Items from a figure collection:
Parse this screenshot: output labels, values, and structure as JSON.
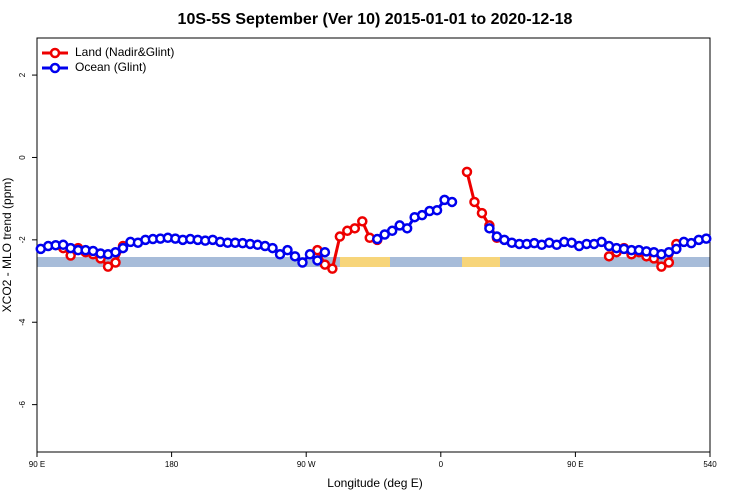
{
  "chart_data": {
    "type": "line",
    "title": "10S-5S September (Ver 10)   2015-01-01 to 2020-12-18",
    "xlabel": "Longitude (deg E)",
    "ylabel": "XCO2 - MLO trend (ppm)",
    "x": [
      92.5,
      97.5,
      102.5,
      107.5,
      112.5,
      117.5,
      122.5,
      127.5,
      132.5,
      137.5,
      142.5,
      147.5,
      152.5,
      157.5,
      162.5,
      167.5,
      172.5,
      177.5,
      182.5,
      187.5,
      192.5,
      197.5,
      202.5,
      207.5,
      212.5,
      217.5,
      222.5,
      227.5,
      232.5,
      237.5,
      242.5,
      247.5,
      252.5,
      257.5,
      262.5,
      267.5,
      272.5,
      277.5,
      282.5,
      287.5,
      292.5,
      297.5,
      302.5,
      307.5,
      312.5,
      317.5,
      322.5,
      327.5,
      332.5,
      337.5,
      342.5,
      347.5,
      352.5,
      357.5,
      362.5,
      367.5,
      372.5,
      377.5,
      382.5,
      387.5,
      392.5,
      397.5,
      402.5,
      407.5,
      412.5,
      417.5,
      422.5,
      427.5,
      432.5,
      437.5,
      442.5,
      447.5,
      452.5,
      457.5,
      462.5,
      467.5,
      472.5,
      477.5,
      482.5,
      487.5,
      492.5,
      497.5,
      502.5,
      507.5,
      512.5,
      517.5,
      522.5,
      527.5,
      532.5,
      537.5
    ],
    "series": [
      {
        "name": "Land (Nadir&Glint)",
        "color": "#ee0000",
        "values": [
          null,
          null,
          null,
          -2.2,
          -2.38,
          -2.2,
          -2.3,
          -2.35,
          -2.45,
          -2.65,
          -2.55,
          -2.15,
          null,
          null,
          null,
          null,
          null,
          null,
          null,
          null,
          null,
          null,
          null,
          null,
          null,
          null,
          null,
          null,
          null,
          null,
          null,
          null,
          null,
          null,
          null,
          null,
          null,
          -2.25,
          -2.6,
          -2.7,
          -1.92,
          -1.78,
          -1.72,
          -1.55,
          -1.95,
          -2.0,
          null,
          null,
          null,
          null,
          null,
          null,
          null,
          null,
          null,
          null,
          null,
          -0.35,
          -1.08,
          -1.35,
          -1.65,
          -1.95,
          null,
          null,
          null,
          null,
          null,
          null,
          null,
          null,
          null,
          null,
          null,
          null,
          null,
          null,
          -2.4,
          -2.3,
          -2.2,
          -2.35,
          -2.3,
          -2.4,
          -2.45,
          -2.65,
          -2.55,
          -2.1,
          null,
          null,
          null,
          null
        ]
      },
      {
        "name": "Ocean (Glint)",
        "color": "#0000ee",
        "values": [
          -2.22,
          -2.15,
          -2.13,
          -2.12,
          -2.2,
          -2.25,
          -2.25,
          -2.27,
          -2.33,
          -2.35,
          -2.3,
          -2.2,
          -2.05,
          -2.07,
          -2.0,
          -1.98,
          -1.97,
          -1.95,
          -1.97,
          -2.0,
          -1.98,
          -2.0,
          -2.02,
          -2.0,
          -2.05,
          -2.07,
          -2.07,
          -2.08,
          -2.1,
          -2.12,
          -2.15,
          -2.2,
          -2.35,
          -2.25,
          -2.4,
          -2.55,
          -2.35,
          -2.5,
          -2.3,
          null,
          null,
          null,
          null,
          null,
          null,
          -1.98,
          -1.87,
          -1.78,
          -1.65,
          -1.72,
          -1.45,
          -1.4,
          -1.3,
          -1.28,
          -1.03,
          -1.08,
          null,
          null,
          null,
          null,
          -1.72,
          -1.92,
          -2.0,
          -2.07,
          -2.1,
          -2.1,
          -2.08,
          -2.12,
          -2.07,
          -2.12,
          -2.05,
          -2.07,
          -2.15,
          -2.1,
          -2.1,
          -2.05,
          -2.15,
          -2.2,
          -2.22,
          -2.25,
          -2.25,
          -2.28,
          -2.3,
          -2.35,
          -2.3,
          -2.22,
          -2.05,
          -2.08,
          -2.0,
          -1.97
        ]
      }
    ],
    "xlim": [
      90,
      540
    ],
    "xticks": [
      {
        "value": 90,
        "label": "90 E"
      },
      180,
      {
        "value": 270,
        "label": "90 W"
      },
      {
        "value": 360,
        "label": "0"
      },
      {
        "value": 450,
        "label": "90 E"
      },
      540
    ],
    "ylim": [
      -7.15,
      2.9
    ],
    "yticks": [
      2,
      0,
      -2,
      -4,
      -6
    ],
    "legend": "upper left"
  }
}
==
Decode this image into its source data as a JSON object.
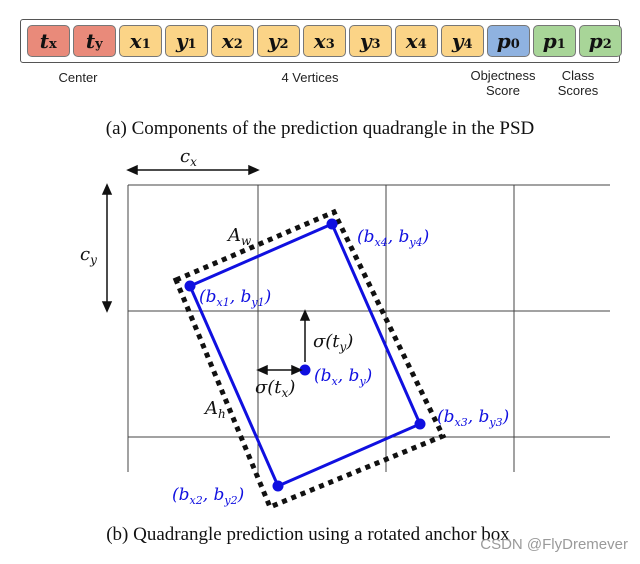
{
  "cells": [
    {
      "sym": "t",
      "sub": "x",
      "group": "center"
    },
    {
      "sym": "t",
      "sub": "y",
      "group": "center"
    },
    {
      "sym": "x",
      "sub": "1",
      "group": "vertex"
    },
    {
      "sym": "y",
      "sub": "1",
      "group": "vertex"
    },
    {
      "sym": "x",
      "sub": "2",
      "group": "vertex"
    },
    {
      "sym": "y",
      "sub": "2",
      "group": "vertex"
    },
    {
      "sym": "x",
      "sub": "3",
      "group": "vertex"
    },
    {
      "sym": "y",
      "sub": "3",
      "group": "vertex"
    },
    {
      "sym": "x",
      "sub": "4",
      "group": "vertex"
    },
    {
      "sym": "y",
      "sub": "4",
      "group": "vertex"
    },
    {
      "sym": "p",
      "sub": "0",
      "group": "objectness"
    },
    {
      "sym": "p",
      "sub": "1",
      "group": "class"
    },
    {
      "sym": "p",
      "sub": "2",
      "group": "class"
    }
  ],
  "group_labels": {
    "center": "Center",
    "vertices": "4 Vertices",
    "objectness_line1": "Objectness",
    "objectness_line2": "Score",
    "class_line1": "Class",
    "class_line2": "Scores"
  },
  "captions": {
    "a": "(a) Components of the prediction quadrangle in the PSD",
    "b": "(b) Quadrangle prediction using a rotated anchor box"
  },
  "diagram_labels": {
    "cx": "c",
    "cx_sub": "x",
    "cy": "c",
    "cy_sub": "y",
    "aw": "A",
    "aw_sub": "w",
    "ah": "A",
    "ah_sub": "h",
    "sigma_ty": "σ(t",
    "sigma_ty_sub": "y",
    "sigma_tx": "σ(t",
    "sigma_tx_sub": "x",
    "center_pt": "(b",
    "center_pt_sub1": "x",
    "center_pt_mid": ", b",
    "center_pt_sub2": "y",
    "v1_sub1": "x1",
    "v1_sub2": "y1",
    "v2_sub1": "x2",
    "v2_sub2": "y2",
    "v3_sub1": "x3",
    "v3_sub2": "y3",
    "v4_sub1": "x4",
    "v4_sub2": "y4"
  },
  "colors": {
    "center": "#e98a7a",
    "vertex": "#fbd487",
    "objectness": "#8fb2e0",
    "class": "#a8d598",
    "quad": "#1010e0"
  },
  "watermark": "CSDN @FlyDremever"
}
* * *
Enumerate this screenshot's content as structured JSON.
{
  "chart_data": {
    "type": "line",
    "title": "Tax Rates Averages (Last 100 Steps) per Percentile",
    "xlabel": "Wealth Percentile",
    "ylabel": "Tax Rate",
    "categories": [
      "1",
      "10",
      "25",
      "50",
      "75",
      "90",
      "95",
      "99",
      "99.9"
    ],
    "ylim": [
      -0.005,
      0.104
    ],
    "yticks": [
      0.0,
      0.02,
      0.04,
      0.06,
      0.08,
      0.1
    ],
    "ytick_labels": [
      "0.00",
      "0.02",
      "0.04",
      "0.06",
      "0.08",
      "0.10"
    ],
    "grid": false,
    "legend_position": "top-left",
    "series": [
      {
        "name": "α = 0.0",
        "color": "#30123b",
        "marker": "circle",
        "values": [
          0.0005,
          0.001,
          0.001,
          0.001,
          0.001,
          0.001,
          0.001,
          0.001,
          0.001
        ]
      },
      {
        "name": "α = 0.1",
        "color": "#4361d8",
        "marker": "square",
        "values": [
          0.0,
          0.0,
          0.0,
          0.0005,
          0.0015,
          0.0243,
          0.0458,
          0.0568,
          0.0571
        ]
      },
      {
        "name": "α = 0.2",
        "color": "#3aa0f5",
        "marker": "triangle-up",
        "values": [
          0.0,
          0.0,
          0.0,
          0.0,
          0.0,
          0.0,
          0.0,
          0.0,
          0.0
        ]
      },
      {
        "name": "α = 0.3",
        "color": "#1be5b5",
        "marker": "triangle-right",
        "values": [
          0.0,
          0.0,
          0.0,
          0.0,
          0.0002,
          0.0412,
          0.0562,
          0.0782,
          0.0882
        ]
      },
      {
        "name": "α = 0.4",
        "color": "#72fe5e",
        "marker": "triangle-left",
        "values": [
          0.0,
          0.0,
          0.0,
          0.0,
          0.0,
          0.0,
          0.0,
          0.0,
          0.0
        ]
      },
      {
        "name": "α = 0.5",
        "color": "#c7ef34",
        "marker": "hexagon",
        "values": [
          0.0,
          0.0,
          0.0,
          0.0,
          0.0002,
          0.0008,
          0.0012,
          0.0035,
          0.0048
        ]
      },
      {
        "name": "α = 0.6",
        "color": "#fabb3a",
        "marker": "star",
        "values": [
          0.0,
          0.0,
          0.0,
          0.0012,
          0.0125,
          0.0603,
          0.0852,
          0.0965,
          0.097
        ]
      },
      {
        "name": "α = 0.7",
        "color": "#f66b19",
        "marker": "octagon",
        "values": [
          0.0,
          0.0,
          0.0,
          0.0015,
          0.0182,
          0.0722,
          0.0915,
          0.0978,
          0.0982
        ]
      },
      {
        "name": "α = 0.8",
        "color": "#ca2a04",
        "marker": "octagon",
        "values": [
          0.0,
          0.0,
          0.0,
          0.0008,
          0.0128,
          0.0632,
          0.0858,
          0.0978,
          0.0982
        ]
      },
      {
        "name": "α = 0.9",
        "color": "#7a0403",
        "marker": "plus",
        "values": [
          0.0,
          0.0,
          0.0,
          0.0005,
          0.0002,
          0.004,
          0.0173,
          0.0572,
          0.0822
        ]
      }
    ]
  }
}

> _STATED TASK_: Pull every line containing the word "prediction" out of the material and copy it.

> _FINAL ANSWER_:
    "a": "(a) Components of the prediction quadrangle in the PSD",
    "b": "(b) Quadrangle prediction using a rotated anchor box"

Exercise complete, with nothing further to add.